* [Extracted material]:
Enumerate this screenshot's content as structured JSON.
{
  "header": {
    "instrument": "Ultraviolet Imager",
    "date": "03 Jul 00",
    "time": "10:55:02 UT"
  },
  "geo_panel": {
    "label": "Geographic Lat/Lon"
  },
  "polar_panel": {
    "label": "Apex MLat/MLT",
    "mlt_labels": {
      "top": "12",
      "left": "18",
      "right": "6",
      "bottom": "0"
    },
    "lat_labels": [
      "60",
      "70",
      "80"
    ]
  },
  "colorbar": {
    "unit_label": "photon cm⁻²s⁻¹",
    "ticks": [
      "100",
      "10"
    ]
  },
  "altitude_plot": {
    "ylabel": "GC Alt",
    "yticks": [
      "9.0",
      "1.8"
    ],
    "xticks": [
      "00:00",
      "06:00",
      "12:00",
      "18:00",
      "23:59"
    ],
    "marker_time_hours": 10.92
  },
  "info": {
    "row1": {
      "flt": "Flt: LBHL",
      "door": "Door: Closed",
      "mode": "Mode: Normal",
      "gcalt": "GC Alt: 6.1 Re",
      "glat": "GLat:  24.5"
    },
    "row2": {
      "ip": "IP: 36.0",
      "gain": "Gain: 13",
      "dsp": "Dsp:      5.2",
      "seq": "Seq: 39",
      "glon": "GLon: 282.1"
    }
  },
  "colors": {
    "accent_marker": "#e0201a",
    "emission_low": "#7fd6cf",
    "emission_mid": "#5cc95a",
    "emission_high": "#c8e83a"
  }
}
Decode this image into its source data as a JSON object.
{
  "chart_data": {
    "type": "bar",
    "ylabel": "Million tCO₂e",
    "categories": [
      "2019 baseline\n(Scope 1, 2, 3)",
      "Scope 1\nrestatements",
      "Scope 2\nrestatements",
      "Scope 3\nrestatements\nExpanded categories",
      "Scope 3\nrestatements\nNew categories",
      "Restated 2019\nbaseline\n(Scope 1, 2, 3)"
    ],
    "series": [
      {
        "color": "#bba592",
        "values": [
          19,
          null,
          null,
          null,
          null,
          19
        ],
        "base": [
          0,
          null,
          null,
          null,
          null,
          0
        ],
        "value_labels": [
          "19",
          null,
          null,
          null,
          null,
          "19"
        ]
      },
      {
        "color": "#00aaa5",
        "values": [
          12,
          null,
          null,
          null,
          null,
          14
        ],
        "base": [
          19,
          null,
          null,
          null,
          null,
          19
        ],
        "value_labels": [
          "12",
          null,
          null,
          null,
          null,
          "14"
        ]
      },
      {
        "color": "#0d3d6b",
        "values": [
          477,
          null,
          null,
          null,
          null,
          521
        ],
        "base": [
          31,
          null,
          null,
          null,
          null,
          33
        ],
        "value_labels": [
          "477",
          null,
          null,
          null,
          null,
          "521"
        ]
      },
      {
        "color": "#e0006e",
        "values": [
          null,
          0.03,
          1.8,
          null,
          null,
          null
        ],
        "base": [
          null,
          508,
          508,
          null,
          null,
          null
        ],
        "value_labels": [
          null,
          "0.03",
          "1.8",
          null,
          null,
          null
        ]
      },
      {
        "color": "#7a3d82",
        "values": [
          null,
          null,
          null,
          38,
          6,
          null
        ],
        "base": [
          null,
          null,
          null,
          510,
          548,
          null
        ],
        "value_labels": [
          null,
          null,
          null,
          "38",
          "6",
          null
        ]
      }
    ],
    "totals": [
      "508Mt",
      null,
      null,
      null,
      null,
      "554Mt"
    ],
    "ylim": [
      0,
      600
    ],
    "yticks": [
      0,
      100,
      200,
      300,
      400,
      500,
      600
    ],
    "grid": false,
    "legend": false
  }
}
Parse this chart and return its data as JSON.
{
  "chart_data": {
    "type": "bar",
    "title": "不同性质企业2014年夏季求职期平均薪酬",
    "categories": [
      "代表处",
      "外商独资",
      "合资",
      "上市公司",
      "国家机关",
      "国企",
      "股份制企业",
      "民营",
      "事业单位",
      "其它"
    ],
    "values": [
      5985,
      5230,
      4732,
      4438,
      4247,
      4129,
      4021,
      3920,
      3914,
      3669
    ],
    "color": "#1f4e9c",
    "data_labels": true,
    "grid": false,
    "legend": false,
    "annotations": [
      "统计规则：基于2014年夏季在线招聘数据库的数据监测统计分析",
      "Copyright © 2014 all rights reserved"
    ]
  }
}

* [What is expected]: Show, from the material above, each line that includes the string "categories".

* [Exercise answer]:
    "categories": [
      "Scope 3\nrestatements\nExpanded categories",
      "Scope 3\nrestatements\nNew categories",
    "categories": [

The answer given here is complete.